• **Work instructions**: Give all of the lines again exactly as they read.
+++
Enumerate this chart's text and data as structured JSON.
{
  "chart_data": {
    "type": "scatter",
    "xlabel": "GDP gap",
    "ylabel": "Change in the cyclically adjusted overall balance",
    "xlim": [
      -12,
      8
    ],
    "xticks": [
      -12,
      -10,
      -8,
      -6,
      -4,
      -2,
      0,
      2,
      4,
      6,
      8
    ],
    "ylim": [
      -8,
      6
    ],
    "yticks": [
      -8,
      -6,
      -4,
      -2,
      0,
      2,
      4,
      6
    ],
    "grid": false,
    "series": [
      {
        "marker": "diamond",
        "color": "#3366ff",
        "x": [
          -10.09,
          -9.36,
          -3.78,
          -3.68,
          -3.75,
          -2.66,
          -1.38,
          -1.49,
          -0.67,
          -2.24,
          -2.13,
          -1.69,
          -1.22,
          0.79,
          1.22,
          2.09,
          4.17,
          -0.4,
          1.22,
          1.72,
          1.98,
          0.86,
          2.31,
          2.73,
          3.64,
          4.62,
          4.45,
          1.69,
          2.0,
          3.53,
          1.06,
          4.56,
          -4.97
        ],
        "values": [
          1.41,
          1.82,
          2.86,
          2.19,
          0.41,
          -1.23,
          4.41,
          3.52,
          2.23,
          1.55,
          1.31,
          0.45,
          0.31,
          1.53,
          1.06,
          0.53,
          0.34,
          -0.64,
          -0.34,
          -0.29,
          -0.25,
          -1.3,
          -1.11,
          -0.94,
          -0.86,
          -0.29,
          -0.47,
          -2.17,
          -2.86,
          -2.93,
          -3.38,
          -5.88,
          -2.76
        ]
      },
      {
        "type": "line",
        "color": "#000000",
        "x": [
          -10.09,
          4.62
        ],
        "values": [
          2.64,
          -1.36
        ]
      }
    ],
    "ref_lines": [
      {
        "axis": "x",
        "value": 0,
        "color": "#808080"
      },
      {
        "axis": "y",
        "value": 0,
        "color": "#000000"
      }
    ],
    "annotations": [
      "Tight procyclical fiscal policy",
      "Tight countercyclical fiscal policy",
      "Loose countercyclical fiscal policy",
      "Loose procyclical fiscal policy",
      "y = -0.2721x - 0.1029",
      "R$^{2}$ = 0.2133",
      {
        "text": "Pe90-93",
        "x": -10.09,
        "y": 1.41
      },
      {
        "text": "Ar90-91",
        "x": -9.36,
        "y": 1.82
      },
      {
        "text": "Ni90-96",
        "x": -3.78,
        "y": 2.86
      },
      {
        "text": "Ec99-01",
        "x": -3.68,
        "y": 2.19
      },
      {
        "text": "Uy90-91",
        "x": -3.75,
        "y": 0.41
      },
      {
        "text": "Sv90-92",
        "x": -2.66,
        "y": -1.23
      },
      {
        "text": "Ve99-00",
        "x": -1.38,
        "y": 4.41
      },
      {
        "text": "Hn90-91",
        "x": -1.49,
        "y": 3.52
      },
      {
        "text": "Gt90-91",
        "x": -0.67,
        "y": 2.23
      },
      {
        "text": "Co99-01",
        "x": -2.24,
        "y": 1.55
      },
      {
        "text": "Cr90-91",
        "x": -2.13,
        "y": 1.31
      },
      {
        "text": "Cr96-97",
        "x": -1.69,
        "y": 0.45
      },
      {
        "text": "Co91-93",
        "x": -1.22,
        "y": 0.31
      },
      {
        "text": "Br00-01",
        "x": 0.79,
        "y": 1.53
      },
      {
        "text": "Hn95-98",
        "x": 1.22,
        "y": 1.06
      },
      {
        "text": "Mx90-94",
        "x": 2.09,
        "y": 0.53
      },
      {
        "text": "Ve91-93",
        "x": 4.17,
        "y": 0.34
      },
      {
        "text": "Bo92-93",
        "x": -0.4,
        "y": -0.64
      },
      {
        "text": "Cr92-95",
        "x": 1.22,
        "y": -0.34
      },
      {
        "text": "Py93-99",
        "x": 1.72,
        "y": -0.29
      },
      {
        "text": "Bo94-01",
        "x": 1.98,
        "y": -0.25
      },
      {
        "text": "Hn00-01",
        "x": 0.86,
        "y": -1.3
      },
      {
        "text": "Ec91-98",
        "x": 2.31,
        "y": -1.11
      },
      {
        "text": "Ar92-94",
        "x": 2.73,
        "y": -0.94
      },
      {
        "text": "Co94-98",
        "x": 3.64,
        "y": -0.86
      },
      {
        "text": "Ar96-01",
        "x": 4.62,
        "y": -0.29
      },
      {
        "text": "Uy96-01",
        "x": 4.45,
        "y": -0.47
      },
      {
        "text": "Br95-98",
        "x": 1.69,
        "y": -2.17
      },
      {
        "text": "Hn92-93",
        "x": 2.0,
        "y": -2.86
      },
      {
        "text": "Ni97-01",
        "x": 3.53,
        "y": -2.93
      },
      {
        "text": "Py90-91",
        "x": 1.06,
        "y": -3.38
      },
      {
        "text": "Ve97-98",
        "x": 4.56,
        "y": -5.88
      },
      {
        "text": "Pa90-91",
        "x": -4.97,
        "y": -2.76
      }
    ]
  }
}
+++
• **The output**:
Enumerate this chart's text and data as structured JSON.
{
  "chart_data": {
    "type": "scatter",
    "xlabel": "GDP gap",
    "ylabel": "Change in the cyclically adjusted overall balance",
    "xlim": [
      -12,
      8
    ],
    "xticks": [
      -12,
      -10,
      -8,
      -6,
      -4,
      -2,
      0,
      2,
      4,
      6,
      8
    ],
    "ylim": [
      -8,
      6
    ],
    "yticks": [
      -8,
      -6,
      -4,
      -2,
      0,
      2,
      4,
      6
    ],
    "grid": false,
    "series": [
      {
        "marker": "diamond",
        "color": "#3366ff",
        "x": [
          -10.09,
          -9.36,
          -3.78,
          -3.68,
          -3.75,
          -2.66,
          -1.38,
          -1.49,
          -0.67,
          -2.24,
          -2.13,
          -1.69,
          -1.22,
          0.79,
          1.22,
          2.09,
          4.17,
          -0.4,
          1.22,
          1.72,
          1.98,
          0.86,
          2.31,
          2.73,
          3.64,
          4.62,
          4.45,
          1.69,
          2.0,
          3.53,
          1.06,
          4.56,
          -4.97
        ],
        "values": [
          1.41,
          1.82,
          2.86,
          2.19,
          0.41,
          -1.23,
          4.41,
          3.52,
          2.23,
          1.55,
          1.31,
          0.45,
          0.31,
          1.53,
          1.06,
          0.53,
          0.34,
          -0.64,
          -0.34,
          -0.29,
          -0.25,
          -1.3,
          -1.11,
          -0.94,
          -0.86,
          -0.29,
          -0.47,
          -2.17,
          -2.86,
          -2.93,
          -3.38,
          -5.88,
          -2.76
        ]
      },
      {
        "type": "line",
        "color": "#000000",
        "x": [
          -10.09,
          4.62
        ],
        "values": [
          2.64,
          -1.36
        ]
      }
    ],
    "ref_lines": [
      {
        "axis": "x",
        "value": 0,
        "color": "#808080"
      },
      {
        "axis": "y",
        "value": 0,
        "color": "#000000"
      }
    ],
    "annotations": [
      "Tight procyclical fiscal policy",
      "Tight countercyclical fiscal policy",
      "Loose countercyclical fiscal policy",
      "Loose procyclical fiscal policy",
      "y = -0.2721x - 0.1029",
      "R$^{2}$ = 0.2133",
      {
        "text": "Pe90-93",
        "x": -10.09,
        "y": 1.41
      },
      {
        "text": "Ar90-91",
        "x": -9.36,
        "y": 1.82
      },
      {
        "text": "Ni90-96",
        "x": -3.78,
        "y": 2.86
      },
      {
        "text": "Ec99-01",
        "x": -3.68,
        "y": 2.19
      },
      {
        "text": "Uy90-91",
        "x": -3.75,
        "y": 0.41
      },
      {
        "text": "Sv90-92",
        "x": -2.66,
        "y": -1.23
      },
      {
        "text": "Ve99-00",
        "x": -1.38,
        "y": 4.41
      },
      {
        "text": "Hn90-91",
        "x": -1.49,
        "y": 3.52
      },
      {
        "text": "Gt90-91",
        "x": -0.67,
        "y": 2.23
      },
      {
        "text": "Co99-01",
        "x": -2.24,
        "y": 1.55
      },
      {
        "text": "Cr90-91",
        "x": -2.13,
        "y": 1.31
      },
      {
        "text": "Cr96-97",
        "x": -1.69,
        "y": 0.45
      },
      {
        "text": "Co91-93",
        "x": -1.22,
        "y": 0.31
      },
      {
        "text": "Br00-01",
        "x": 0.79,
        "y": 1.53
      },
      {
        "text": "Hn95-98",
        "x": 1.22,
        "y": 1.06
      },
      {
        "text": "Mx90-94",
        "x": 2.09,
        "y": 0.53
      },
      {
        "text": "Ve91-93",
        "x": 4.17,
        "y": 0.34
      },
      {
        "text": "Bo92-93",
        "x": -0.4,
        "y": -0.64
      },
      {
        "text": "Cr92-95",
        "x": 1.22,
        "y": -0.34
      },
      {
        "text": "Py93-99",
        "x": 1.72,
        "y": -0.29
      },
      {
        "text": "Bo94-01",
        "x": 1.98,
        "y": -0.25
      },
      {
        "text": "Hn00-01",
        "x": 0.86,
        "y": -1.3
      },
      {
        "text": "Ec91-98",
        "x": 2.31,
        "y": -1.11
      },
      {
        "text": "Ar92-94",
        "x": 2.73,
        "y": -0.94
      },
      {
        "text": "Co94-98",
        "x": 3.64,
        "y": -0.86
      },
      {
        "text": "Ar96-01",
        "x": 4.62,
        "y": -0.29
      },
      {
        "text": "Uy96-01",
        "x": 4.45,
        "y": -0.47
      },
      {
        "text": "Br95-98",
        "x": 1.69,
        "y": -2.17
      },
      {
        "text": "Hn92-93",
        "x": 2.0,
        "y": -2.86
      },
      {
        "text": "Ni97-01",
        "x": 3.53,
        "y": -2.93
      },
      {
        "text": "Py90-91",
        "x": 1.06,
        "y": -3.38
      },
      {
        "text": "Ve97-98",
        "x": 4.56,
        "y": -5.88
      },
      {
        "text": "Pa90-91",
        "x": -4.97,
        "y": -2.76
      }
    ]
  }
}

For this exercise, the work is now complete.